------ Reading passage

Re: [DISCUSS] Include flink-ml-api and flink-ml-lib in opt

2020-02-06 Thread Jeff Zhang
I have another concern which may not be closely related to this thread.
Since flink doesn't include all the necessary jars, I think it is critical
for flink to display meaningful error message when any class is missing.
e.g. Here's the error message when I use kafka but miss
including flink-json.  To be honest, the kind of error message is hard to
understand for new users.


Reason: No factory implements
'org.apache.flink.table.factories.DeserializationSchemaFactory'. The
following properties are requested:
connector.properties.bootstrap.servers=localhost:9092
connector.properties.group.id=testGroup
connector.properties.zookeeper.connect=localhost:2181
connector.startup-mode=earliest-offset connector.topic=generated.events
connector.type=kafka connector.version=universal format.type=json
schema.0.data-type=VARCHAR(2147483647) schema.0.name=status
schema.1.data-type=VARCHAR(2147483647) schema.1.name=direction
schema.2.data-type=BIGINT schema.2.name=event_ts update-mode=append The
following factories have been considered:
org.apache.flink.table.catalog.hive.factories.HiveCatalogFactory
org.apache.flink.table.module.hive.HiveModuleFactory
org.apache.flink.table.module.CoreModuleFactory
org.apache.flink.table.catalog.GenericInMemoryCatalogFactory
org.apache.flink.table.sources.CsvBatchTableSourceFactory
org.apache.flink.table.sources.CsvAppendTableSourceFactory
org.apache.flink.table.sinks.CsvBatchTableSinkFactory
org.apache.flink.table.sinks.CsvAppendTableSinkFactory
org.apache.flink.table.planner.delegation.BlinkPlannerFactory
org.apache.flink.table.planner.delegation.BlinkExecutorFactory
org.apache.flink.table.planner.StreamPlannerFactory
org.apache.flink.table.executor.StreamExecutorFactory
org.apache.flink.streaming.connectors.kafka.KafkaTableSourceSinkFactory at
org.apache.flink.table.factories.TableFactoryService.filterByFactoryClass(TableFactoryService.java:238)

------------

Instruction 1: According to the forum post, which jar did the author leave out when using kafka and getting the error message?
Instruction 2: Decide whether each statement agrees with the forum post. Answer yes or no, and quote the deciding words. (a) The author considers the error message easy for new users to understand. (b) The requested properties include format.type=json. (c) KafkaTableSourceSinkFactory is among the factories that were considered.
Instruction 3: From the forum post, extract the passage that begins at the words "Re: [DISCUSS] Include" and ends after the words "to this thread.".
The records come from a different source than the forum post.

------ Material supplied

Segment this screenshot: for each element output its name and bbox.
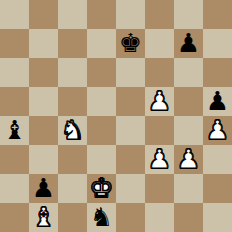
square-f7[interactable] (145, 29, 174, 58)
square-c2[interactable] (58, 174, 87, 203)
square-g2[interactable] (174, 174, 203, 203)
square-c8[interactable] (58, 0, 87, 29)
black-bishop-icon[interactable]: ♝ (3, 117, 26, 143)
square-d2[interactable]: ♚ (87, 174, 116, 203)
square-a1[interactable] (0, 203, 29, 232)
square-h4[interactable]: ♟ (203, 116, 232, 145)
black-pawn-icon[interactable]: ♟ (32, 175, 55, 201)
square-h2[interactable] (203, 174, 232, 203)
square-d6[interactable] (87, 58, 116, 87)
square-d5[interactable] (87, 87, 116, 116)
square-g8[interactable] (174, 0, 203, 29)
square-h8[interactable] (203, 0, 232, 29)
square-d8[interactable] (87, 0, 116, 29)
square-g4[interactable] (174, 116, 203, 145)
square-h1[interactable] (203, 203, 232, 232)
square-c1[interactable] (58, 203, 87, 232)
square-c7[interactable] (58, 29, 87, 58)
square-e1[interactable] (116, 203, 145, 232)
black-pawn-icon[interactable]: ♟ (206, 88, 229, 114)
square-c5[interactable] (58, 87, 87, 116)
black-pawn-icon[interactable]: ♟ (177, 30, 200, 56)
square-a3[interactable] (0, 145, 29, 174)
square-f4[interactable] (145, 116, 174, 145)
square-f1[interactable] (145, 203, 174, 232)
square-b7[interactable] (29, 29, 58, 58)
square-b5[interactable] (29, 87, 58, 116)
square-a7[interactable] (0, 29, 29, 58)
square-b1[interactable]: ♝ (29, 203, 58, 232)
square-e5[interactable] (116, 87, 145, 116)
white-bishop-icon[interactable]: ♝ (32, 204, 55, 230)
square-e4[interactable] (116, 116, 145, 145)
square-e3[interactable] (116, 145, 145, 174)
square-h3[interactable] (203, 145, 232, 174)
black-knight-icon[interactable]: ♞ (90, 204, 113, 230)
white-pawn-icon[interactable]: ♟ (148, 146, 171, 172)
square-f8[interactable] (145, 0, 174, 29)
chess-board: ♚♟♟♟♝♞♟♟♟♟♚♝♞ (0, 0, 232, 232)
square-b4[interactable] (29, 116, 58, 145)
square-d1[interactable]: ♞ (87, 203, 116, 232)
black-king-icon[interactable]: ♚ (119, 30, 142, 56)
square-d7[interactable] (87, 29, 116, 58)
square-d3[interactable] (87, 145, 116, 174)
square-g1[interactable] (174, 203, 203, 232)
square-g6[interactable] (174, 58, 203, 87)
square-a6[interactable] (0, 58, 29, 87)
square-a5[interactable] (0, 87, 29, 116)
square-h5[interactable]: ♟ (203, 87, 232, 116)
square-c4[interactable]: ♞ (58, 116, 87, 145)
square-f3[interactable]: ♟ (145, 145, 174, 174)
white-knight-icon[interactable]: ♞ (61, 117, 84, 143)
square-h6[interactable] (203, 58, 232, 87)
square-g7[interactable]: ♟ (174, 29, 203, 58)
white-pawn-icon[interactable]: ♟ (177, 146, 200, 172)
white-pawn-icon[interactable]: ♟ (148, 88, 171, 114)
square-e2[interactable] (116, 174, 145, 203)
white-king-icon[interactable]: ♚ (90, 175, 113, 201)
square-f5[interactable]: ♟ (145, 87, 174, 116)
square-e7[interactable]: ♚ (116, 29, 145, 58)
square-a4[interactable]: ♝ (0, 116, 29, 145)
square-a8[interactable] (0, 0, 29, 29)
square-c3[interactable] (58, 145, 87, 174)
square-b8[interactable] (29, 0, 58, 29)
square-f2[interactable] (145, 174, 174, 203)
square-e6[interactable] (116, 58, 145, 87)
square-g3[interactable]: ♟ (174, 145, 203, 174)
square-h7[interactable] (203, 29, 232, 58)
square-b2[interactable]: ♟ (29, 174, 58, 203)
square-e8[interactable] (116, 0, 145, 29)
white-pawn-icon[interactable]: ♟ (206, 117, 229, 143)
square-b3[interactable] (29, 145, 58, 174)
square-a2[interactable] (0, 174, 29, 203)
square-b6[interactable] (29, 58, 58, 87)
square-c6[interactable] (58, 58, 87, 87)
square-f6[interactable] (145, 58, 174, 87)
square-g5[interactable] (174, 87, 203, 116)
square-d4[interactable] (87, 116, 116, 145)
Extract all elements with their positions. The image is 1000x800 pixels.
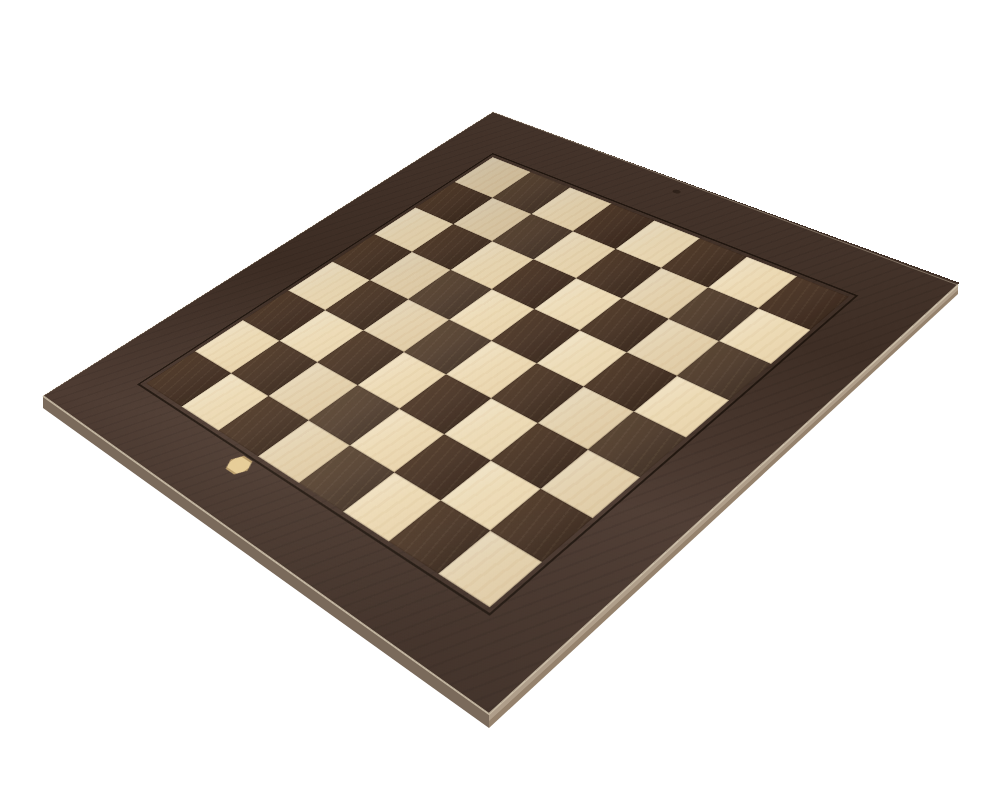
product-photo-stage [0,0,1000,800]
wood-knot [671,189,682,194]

------------
------ Material supplied

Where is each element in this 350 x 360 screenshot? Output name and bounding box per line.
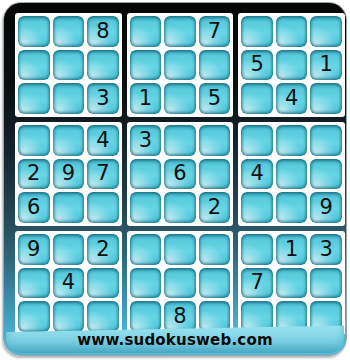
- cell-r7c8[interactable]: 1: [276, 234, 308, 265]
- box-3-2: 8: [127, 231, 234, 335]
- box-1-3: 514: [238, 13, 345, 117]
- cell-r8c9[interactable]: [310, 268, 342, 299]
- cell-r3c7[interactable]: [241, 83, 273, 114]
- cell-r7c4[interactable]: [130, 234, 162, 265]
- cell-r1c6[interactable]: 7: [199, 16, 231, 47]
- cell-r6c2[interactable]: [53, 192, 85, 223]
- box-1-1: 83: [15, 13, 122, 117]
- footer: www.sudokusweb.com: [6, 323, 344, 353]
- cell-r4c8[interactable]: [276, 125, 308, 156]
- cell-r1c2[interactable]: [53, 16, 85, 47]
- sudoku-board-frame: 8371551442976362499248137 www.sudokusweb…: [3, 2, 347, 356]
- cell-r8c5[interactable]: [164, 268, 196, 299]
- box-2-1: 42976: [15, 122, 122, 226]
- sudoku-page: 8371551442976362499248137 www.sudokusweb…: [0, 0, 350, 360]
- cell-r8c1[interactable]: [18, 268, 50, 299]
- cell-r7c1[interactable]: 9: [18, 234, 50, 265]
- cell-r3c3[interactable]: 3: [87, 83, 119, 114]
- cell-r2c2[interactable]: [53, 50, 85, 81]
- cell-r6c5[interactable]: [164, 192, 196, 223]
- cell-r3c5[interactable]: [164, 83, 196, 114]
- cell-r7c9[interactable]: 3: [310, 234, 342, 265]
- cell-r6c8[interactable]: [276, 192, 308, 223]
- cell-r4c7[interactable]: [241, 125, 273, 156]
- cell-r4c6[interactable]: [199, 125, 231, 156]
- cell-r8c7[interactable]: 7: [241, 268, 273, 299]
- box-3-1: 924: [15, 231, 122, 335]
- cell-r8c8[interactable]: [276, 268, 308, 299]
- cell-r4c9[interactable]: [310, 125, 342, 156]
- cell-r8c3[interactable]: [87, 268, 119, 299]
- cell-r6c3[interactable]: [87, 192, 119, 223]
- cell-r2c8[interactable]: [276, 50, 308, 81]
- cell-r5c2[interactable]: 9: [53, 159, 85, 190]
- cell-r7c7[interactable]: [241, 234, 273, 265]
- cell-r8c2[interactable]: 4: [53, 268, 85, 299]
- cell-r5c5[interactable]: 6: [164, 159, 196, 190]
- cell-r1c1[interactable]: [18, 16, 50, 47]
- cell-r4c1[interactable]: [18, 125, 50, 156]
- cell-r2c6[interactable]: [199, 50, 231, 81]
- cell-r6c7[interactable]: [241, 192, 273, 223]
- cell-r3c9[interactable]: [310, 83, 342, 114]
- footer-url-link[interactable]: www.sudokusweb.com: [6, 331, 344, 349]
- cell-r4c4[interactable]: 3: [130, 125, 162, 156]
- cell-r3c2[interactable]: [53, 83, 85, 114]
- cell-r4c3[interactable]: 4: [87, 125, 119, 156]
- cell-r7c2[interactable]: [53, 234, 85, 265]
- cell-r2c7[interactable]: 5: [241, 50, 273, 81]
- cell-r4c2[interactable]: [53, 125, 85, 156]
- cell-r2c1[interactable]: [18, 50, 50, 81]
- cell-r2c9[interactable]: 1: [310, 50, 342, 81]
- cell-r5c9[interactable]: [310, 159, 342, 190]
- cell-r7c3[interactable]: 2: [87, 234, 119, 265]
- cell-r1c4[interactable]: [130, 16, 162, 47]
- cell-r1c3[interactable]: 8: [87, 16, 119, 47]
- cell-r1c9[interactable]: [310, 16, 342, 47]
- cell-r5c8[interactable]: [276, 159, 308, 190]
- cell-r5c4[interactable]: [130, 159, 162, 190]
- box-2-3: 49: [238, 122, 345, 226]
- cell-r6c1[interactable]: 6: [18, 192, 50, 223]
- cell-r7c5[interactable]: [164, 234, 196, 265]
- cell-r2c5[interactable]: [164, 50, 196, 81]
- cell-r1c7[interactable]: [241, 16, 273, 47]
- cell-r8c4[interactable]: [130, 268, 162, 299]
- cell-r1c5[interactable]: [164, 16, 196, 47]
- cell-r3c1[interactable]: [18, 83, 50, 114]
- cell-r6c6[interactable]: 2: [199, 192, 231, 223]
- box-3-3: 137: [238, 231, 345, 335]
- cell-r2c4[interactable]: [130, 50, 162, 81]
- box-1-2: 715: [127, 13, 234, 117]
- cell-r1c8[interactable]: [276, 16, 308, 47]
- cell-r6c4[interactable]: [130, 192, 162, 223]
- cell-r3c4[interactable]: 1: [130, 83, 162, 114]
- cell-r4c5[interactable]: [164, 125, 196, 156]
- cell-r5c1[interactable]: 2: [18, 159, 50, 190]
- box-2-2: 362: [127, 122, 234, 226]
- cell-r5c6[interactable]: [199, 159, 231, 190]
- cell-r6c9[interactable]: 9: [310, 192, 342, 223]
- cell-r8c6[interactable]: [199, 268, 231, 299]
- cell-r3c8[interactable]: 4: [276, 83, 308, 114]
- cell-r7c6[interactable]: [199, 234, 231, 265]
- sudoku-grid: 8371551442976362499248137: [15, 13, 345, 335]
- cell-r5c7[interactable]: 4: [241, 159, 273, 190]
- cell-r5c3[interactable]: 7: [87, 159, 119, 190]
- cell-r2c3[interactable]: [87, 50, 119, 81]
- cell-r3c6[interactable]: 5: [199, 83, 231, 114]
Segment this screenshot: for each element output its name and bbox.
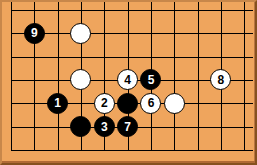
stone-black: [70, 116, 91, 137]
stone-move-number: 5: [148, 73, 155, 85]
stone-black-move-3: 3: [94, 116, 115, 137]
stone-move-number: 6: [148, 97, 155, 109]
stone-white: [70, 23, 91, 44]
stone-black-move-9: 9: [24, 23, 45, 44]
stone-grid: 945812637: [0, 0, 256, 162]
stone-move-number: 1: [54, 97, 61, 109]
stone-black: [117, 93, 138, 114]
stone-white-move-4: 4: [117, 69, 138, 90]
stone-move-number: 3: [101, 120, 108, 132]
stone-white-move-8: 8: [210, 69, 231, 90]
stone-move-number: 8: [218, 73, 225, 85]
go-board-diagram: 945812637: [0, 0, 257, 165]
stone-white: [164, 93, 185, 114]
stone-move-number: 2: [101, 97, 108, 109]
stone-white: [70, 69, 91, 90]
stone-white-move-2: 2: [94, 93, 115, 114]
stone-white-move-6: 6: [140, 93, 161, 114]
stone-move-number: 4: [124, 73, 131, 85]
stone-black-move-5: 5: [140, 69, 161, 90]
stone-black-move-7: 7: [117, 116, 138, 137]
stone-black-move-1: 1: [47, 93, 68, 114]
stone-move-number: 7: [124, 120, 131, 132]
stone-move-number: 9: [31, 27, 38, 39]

------------
------ Material supplied

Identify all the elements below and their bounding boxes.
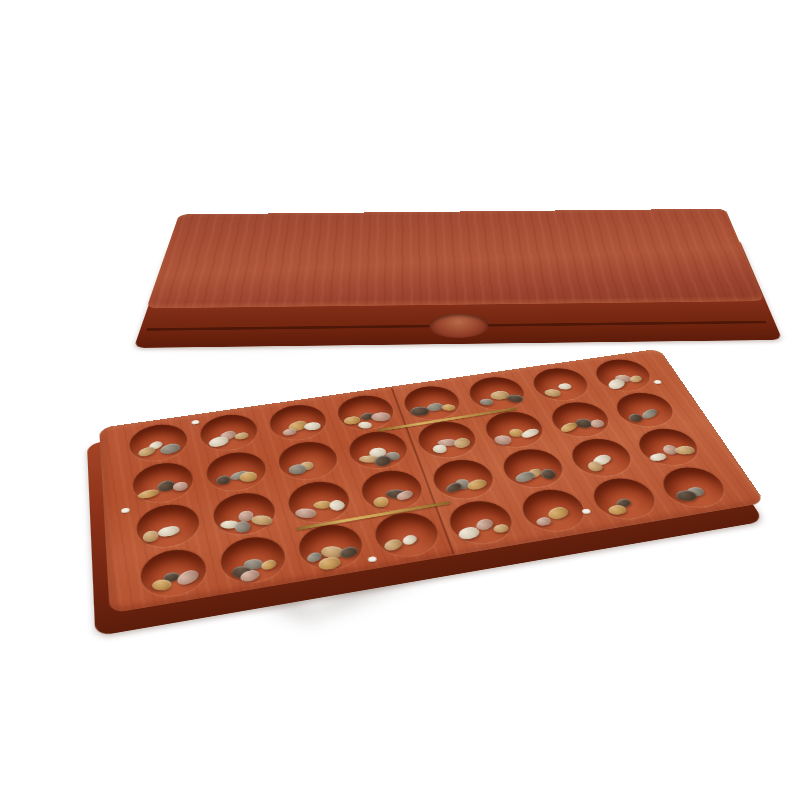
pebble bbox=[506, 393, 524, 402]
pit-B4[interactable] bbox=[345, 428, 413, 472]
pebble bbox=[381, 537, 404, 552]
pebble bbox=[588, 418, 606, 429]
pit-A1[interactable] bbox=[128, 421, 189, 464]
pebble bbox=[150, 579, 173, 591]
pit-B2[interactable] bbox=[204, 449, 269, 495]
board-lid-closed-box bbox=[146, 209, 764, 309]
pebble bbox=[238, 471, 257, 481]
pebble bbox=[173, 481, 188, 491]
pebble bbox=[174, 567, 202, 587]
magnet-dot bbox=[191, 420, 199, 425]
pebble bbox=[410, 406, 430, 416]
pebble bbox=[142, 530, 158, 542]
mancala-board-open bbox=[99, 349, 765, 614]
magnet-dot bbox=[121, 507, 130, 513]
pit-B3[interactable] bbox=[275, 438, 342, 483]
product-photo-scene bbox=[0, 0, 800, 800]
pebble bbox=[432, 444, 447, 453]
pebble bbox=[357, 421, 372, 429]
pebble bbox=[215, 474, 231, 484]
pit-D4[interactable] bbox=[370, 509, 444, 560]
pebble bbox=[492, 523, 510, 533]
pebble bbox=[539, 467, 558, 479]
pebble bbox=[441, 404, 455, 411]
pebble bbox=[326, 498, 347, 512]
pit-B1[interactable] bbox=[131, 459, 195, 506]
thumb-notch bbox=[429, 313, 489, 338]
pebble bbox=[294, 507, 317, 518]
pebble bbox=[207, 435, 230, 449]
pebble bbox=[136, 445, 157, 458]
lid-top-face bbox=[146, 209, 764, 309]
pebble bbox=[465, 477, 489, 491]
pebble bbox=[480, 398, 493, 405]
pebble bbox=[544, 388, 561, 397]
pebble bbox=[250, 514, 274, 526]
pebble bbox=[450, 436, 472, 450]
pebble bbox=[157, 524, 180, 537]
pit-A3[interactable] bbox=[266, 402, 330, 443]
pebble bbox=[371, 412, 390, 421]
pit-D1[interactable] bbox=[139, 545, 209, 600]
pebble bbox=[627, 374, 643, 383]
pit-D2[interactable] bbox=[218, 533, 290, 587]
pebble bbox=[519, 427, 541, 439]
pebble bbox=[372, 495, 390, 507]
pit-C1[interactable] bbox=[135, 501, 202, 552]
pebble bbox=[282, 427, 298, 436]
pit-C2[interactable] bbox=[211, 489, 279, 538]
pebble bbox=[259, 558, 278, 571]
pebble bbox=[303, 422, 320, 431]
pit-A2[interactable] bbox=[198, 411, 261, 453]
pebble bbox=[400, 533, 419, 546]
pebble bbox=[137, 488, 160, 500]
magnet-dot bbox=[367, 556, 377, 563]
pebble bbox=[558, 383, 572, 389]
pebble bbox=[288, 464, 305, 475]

------------

Problem solution 1: flink-json

Problem solution 2:
(a) No: "To be honest, the kind of error message is hard to understand for new users."
(b) Yes: "format.type=json"
(c) Yes: "org.apache.flink.streaming.connectors.kafka.KafkaTableSourceSinkFactory"

Problem solution 3:
Re: [DISCUSS] Include flink-ml-api and flink-ml-lib in opt

2020-02-06 Thread Jeff Zhang
I have another concern which may not be closely related to this thread.